Exercise directions:
Transcribe all the records with complete accuracy.

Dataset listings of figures
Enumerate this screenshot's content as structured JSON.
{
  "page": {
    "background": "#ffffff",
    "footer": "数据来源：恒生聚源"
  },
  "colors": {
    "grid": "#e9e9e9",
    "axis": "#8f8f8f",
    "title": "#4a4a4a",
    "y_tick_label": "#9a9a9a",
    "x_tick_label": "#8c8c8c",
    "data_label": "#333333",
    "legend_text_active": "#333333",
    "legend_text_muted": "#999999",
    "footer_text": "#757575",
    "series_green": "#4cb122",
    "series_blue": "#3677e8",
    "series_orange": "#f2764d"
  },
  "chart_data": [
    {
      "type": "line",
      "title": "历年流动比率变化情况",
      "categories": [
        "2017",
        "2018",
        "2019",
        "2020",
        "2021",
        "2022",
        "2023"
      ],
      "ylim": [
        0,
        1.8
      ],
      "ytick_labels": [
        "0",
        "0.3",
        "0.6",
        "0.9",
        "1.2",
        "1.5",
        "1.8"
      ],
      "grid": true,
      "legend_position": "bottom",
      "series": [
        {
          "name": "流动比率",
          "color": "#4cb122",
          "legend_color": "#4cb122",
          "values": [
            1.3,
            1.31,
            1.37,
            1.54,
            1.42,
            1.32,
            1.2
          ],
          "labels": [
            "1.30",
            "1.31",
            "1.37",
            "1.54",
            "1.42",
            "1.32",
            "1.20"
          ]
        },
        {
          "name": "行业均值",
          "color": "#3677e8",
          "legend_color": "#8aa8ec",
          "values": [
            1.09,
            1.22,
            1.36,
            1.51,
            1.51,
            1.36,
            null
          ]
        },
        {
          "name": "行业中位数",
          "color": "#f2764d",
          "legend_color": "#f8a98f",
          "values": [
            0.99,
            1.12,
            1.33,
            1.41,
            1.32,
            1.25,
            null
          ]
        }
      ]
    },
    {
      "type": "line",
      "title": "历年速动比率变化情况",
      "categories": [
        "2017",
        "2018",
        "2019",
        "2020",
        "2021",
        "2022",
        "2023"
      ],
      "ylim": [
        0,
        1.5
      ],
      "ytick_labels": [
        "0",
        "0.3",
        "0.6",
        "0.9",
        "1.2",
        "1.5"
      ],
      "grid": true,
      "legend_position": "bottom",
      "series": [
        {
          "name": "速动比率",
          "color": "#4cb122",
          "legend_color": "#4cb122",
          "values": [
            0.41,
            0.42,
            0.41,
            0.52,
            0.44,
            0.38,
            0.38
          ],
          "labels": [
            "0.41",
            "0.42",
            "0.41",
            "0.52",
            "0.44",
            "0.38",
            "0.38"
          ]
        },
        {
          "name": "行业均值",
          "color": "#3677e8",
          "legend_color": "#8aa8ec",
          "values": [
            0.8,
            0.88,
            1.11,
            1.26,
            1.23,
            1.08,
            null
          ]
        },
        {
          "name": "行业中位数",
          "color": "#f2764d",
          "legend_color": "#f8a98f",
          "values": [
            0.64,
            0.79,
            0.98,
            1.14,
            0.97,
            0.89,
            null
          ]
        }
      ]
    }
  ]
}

Solution to this exercise:
Enumerate this screenshot's content as structured JSON.
{
  "page": {
    "background": "#ffffff",
    "footer": "数据来源：恒生聚源"
  },
  "colors": {
    "grid": "#e9e9e9",
    "axis": "#8f8f8f",
    "title": "#4a4a4a",
    "y_tick_label": "#9a9a9a",
    "x_tick_label": "#8c8c8c",
    "data_label": "#333333",
    "legend_text_active": "#333333",
    "legend_text_muted": "#999999",
    "footer_text": "#757575",
    "series_green": "#4cb122",
    "series_blue": "#3677e8",
    "series_orange": "#f2764d"
  },
  "chart_data": [
    {
      "type": "line",
      "title": "历年流动比率变化情况",
      "categories": [
        "2017",
        "2018",
        "2019",
        "2020",
        "2021",
        "2022",
        "2023"
      ],
      "ylim": [
        0,
        1.8
      ],
      "ytick_labels": [
        "0",
        "0.3",
        "0.6",
        "0.9",
        "1.2",
        "1.5",
        "1.8"
      ],
      "grid": true,
      "legend_position": "bottom",
      "series": [
        {
          "name": "流动比率",
          "color": "#4cb122",
          "legend_color": "#4cb122",
          "values": [
            1.3,
            1.31,
            1.37,
            1.54,
            1.42,
            1.32,
            1.2
          ],
          "labels": [
            "1.30",
            "1.31",
            "1.37",
            "1.54",
            "1.42",
            "1.32",
            "1.20"
          ]
        },
        {
          "name": "行业均值",
          "color": "#3677e8",
          "legend_color": "#8aa8ec",
          "values": [
            1.09,
            1.22,
            1.36,
            1.51,
            1.51,
            1.36,
            null
          ]
        },
        {
          "name": "行业中位数",
          "color": "#f2764d",
          "legend_color": "#f8a98f",
          "values": [
            0.99,
            1.12,
            1.33,
            1.41,
            1.32,
            1.25,
            null
          ]
        }
      ]
    },
    {
      "type": "line",
      "title": "历年速动比率变化情况",
      "categories": [
        "2017",
        "2018",
        "2019",
        "2020",
        "2021",
        "2022",
        "2023"
      ],
      "ylim": [
        0,
        1.5
      ],
      "ytick_labels": [
        "0",
        "0.3",
        "0.6",
        "0.9",
        "1.2",
        "1.5"
      ],
      "grid": true,
      "legend_position": "bottom",
      "series": [
        {
          "name": "速动比率",
          "color": "#4cb122",
          "legend_color": "#4cb122",
          "values": [
            0.41,
            0.42,
            0.41,
            0.52,
            0.44,
            0.38,
            0.38
          ],
          "labels": [
            "0.41",
            "0.42",
            "0.41",
            "0.52",
            "0.44",
            "0.38",
            "0.38"
          ]
        },
        {
          "name": "行业均值",
          "color": "#3677e8",
          "legend_color": "#8aa8ec",
          "values": [
            0.8,
            0.88,
            1.11,
            1.26,
            1.23,
            1.08,
            null
          ]
        },
        {
          "name": "行业中位数",
          "color": "#f2764d",
          "legend_color": "#f8a98f",
          "values": [
            0.64,
            0.79,
            0.98,
            1.14,
            0.97,
            0.89,
            null
          ]
        }
      ]
    }
  ]
}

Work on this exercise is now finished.